=== Supplied information ===
----

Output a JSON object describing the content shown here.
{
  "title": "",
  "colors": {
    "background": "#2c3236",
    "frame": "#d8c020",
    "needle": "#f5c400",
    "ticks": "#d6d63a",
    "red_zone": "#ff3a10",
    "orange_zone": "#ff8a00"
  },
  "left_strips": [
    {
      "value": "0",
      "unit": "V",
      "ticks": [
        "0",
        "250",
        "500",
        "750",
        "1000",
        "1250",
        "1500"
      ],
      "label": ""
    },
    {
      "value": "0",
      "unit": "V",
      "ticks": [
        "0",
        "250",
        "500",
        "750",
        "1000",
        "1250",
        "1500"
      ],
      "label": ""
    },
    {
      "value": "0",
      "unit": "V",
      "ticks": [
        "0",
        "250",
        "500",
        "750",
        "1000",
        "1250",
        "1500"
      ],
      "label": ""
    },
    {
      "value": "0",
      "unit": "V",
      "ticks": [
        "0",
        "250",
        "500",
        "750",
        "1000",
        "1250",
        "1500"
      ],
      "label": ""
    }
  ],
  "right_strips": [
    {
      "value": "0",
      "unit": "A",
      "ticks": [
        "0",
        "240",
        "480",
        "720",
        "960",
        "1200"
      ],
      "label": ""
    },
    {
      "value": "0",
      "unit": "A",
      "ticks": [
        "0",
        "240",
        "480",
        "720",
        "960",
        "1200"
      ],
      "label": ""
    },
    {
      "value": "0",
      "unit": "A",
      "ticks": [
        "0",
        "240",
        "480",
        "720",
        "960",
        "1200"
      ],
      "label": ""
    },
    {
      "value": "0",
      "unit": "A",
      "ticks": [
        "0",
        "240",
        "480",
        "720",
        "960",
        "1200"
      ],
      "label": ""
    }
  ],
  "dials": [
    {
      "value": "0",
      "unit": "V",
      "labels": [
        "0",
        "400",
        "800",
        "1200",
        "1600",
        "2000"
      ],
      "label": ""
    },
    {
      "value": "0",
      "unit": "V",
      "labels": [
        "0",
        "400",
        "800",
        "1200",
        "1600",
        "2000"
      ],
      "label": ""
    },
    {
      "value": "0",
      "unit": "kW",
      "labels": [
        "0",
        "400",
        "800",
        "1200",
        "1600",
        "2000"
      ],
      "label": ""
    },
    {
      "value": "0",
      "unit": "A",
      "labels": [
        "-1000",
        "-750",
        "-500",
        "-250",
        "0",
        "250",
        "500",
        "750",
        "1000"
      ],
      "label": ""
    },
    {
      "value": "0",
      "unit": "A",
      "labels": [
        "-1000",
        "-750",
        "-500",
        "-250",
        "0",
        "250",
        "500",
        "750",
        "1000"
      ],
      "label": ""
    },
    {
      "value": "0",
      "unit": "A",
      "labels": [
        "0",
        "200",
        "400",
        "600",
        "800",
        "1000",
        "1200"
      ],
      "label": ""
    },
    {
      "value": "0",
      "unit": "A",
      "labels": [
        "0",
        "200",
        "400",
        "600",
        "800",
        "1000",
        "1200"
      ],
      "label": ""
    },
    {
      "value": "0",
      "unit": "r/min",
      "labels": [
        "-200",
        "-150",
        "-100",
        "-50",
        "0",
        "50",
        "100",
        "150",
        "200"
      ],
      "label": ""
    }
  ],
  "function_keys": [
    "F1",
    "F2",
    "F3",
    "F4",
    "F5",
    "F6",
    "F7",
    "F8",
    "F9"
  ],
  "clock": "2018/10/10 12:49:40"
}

----

=== What this task involves ===
Repeat the material word for word, in full.

=== Exercise solution ===
Output a JSON object describing the content shown here.
{
  "title": "",
  "colors": {
    "background": "#2c3236",
    "frame": "#d8c020",
    "needle": "#f5c400",
    "ticks": "#d6d63a",
    "red_zone": "#ff3a10",
    "orange_zone": "#ff8a00"
  },
  "left_strips": [
    {
      "value": "0",
      "unit": "V",
      "ticks": [
        "0",
        "250",
        "500",
        "750",
        "1000",
        "1250",
        "1500"
      ],
      "label": ""
    },
    {
      "value": "0",
      "unit": "V",
      "ticks": [
        "0",
        "250",
        "500",
        "750",
        "1000",
        "1250",
        "1500"
      ],
      "label": ""
    },
    {
      "value": "0",
      "unit": "V",
      "ticks": [
        "0",
        "250",
        "500",
        "750",
        "1000",
        "1250",
        "1500"
      ],
      "label": ""
    },
    {
      "value": "0",
      "unit": "V",
      "ticks": [
        "0",
        "250",
        "500",
        "750",
        "1000",
        "1250",
        "1500"
      ],
      "label": ""
    }
  ],
  "right_strips": [
    {
      "value": "0",
      "unit": "A",
      "ticks": [
        "0",
        "240",
        "480",
        "720",
        "960",
        "1200"
      ],
      "label": ""
    },
    {
      "value": "0",
      "unit": "A",
      "ticks": [
        "0",
        "240",
        "480",
        "720",
        "960",
        "1200"
      ],
      "label": ""
    },
    {
      "value": "0",
      "unit": "A",
      "ticks": [
        "0",
        "240",
        "480",
        "720",
        "960",
        "1200"
      ],
      "label": ""
    },
    {
      "value": "0",
      "unit": "A",
      "ticks": [
        "0",
        "240",
        "480",
        "720",
        "960",
        "1200"
      ],
      "label": ""
    }
  ],
  "dials": [
    {
      "value": "0",
      "unit": "V",
      "labels": [
        "0",
        "400",
        "800",
        "1200",
        "1600",
        "2000"
      ],
      "label": ""
    },
    {
      "value": "0",
      "unit": "V",
      "labels": [
        "0",
        "400",
        "800",
        "1200",
        "1600",
        "2000"
      ],
      "label": ""
    },
    {
      "value": "0",
      "unit": "kW",
      "labels": [
        "0",
        "400",
        "800",
        "1200",
        "1600",
        "2000"
      ],
      "label": ""
    },
    {
      "value": "0",
      "unit": "A",
      "labels": [
        "-1000",
        "-750",
        "-500",
        "-250",
        "0",
        "250",
        "500",
        "750",
        "1000"
      ],
      "label": ""
    },
    {
      "value": "0",
      "unit": "A",
      "labels": [
        "-1000",
        "-750",
        "-500",
        "-250",
        "0",
        "250",
        "500",
        "750",
        "1000"
      ],
      "label": ""
    },
    {
      "value": "0",
      "unit": "A",
      "labels": [
        "0",
        "200",
        "400",
        "600",
        "800",
        "1000",
        "1200"
      ],
      "label": ""
    },
    {
      "value": "0",
      "unit": "A",
      "labels": [
        "0",
        "200",
        "400",
        "600",
        "800",
        "1000",
        "1200"
      ],
      "label": ""
    },
    {
      "value": "0",
      "unit": "r/min",
      "labels": [
        "-200",
        "-150",
        "-100",
        "-50",
        "0",
        "50",
        "100",
        "150",
        "200"
      ],
      "label": ""
    }
  ],
  "function_keys": [
    "F1",
    "F2",
    "F3",
    "F4",
    "F5",
    "F6",
    "F7",
    "F8",
    "F9"
  ],
  "clock": "2018/10/10 12:49:40"
}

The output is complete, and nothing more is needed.